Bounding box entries
::::::::
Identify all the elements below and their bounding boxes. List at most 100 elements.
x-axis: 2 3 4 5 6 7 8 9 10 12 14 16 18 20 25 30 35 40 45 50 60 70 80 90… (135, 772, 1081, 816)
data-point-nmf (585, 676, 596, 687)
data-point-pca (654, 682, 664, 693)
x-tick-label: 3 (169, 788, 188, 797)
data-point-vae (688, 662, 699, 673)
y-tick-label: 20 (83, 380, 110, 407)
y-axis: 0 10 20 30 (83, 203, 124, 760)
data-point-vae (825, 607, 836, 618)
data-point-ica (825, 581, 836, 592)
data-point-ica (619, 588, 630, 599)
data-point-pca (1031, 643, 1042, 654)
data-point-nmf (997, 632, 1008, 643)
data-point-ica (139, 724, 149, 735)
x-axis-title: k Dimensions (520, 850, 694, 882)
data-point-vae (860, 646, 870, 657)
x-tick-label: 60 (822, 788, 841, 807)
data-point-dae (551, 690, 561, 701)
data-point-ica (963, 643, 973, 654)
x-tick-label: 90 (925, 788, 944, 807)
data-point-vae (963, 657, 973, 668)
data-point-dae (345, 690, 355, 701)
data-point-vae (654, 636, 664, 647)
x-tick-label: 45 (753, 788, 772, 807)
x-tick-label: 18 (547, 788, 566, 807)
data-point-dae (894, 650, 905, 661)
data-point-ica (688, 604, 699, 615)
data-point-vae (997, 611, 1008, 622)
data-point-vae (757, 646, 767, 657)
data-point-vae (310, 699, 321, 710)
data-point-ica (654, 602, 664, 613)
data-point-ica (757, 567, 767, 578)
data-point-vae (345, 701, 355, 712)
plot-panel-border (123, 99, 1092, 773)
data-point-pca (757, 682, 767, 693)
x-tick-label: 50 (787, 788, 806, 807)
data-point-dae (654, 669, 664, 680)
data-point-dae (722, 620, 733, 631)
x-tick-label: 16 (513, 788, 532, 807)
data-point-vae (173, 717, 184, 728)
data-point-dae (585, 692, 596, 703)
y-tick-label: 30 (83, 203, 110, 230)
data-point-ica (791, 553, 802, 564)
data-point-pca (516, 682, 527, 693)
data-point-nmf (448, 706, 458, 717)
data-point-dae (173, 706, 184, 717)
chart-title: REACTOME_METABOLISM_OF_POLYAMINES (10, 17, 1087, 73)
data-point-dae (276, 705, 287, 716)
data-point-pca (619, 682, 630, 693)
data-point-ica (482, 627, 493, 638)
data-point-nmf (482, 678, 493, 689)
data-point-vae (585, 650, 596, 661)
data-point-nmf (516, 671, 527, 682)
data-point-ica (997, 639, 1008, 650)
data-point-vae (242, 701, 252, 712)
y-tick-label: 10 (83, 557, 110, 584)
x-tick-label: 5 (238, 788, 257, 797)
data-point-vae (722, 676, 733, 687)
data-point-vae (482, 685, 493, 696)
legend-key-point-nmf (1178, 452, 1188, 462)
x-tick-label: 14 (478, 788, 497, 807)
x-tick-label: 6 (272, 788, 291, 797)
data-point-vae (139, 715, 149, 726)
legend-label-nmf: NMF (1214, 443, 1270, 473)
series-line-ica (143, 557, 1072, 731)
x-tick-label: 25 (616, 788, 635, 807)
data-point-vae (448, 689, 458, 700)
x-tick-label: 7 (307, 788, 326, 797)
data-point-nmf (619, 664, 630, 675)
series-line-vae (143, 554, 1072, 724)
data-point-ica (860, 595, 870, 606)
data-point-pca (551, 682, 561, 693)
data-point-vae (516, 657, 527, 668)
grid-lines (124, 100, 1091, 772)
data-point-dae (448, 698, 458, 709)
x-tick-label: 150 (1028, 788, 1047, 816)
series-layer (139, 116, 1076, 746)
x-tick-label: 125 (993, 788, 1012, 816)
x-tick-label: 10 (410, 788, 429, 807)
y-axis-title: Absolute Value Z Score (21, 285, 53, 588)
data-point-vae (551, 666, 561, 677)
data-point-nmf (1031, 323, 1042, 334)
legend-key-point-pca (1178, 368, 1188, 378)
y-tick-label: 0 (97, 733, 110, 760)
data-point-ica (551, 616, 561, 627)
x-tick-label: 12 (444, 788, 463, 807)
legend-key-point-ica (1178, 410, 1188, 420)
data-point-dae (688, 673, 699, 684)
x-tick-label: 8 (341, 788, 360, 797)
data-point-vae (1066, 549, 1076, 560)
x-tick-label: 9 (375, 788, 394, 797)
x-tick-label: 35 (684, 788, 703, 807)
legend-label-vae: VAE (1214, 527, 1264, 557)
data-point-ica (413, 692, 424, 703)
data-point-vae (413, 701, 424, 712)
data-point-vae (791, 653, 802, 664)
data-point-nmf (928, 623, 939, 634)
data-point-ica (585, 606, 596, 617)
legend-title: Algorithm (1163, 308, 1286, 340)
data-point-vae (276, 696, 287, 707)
::::::::
▶ _EXERCISE TASK_: Return every line of the material above, copied word for word and in the same order.

▶ _THE RESPONSE_:
Identify all the elements below and their bounding boxes. List at most 100 elements.
x-axis: 2 3 4 5 6 7 8 9 10 12 14 16 18 20 25 30 35 40 45 50 60 70 80 90… (135, 772, 1081, 816)
data-point-nmf (585, 676, 596, 687)
data-point-pca (654, 682, 664, 693)
x-tick-label: 3 (169, 788, 188, 797)
data-point-vae (688, 662, 699, 673)
y-tick-label: 20 (83, 380, 110, 407)
y-axis: 0 10 20 30 (83, 203, 124, 760)
data-point-vae (825, 607, 836, 618)
data-point-ica (825, 581, 836, 592)
data-point-ica (619, 588, 630, 599)
data-point-pca (1031, 643, 1042, 654)
data-point-nmf (997, 632, 1008, 643)
data-point-ica (139, 724, 149, 735)
x-axis-title: k Dimensions (520, 850, 694, 882)
data-point-vae (860, 646, 870, 657)
x-tick-label: 60 (822, 788, 841, 807)
data-point-dae (551, 690, 561, 701)
data-point-ica (963, 643, 973, 654)
x-tick-label: 90 (925, 788, 944, 807)
data-point-vae (963, 657, 973, 668)
data-point-dae (345, 690, 355, 701)
data-point-vae (654, 636, 664, 647)
x-tick-label: 45 (753, 788, 772, 807)
x-tick-label: 18 (547, 788, 566, 807)
data-point-dae (894, 650, 905, 661)
data-point-ica (688, 604, 699, 615)
data-point-vae (997, 611, 1008, 622)
data-point-vae (757, 646, 767, 657)
data-point-vae (310, 699, 321, 710)
data-point-ica (654, 602, 664, 613)
data-point-ica (757, 567, 767, 578)
data-point-vae (345, 701, 355, 712)
plot-panel-border (123, 99, 1092, 773)
data-point-pca (757, 682, 767, 693)
x-tick-label: 50 (787, 788, 806, 807)
data-point-dae (654, 669, 664, 680)
data-point-dae (722, 620, 733, 631)
x-tick-label: 16 (513, 788, 532, 807)
data-point-vae (173, 717, 184, 728)
data-point-dae (585, 692, 596, 703)
y-tick-label: 30 (83, 203, 110, 230)
data-point-ica (791, 553, 802, 564)
data-point-pca (516, 682, 527, 693)
data-point-nmf (448, 706, 458, 717)
data-point-dae (173, 706, 184, 717)
chart-title: REACTOME_METABOLISM_OF_POLYAMINES (10, 17, 1087, 73)
data-point-dae (276, 705, 287, 716)
data-point-pca (619, 682, 630, 693)
data-point-ica (482, 627, 493, 638)
data-point-nmf (482, 678, 493, 689)
data-point-vae (585, 650, 596, 661)
data-point-nmf (516, 671, 527, 682)
data-point-ica (997, 639, 1008, 650)
data-point-vae (242, 701, 252, 712)
y-tick-label: 10 (83, 557, 110, 584)
x-tick-label: 5 (238, 788, 257, 797)
data-point-vae (722, 676, 733, 687)
data-point-vae (482, 685, 493, 696)
legend-key-point-nmf (1178, 452, 1188, 462)
x-tick-label: 14 (478, 788, 497, 807)
x-tick-label: 6 (272, 788, 291, 797)
data-point-vae (139, 715, 149, 726)
legend-label-nmf: NMF (1214, 443, 1270, 473)
series-line-ica (143, 557, 1072, 731)
x-tick-label: 25 (616, 788, 635, 807)
data-point-vae (448, 689, 458, 700)
x-tick-label: 7 (307, 788, 326, 797)
data-point-nmf (619, 664, 630, 675)
series-line-vae (143, 554, 1072, 724)
data-point-ica (860, 595, 870, 606)
data-point-pca (551, 682, 561, 693)
data-point-vae (516, 657, 527, 668)
grid-lines (124, 100, 1091, 772)
data-point-dae (448, 698, 458, 709)
x-tick-label: 150 (1028, 788, 1047, 816)
series-layer (139, 116, 1076, 746)
x-tick-label: 125 (993, 788, 1012, 816)
x-tick-label: 10 (410, 788, 429, 807)
y-axis-title: Absolute Value Z Score (21, 285, 53, 588)
data-point-vae (551, 666, 561, 677)
data-point-nmf (1031, 323, 1042, 334)
legend-key-point-pca (1178, 368, 1188, 378)
y-tick-label: 0 (97, 733, 110, 760)
data-point-ica (551, 616, 561, 627)
x-tick-label: 12 (444, 788, 463, 807)
legend-key-point-ica (1178, 410, 1188, 420)
data-point-dae (688, 673, 699, 684)
x-tick-label: 8 (341, 788, 360, 797)
data-point-vae (1066, 549, 1076, 560)
x-tick-label: 9 (375, 788, 394, 797)
x-tick-label: 35 (684, 788, 703, 807)
legend-label-vae: VAE (1214, 527, 1264, 557)
data-point-ica (413, 692, 424, 703)
data-point-vae (413, 701, 424, 712)
data-point-vae (791, 653, 802, 664)
data-point-nmf (928, 623, 939, 634)
data-point-ica (585, 606, 596, 617)
legend-title: Algorithm (1163, 308, 1286, 340)
data-point-vae (276, 696, 287, 707)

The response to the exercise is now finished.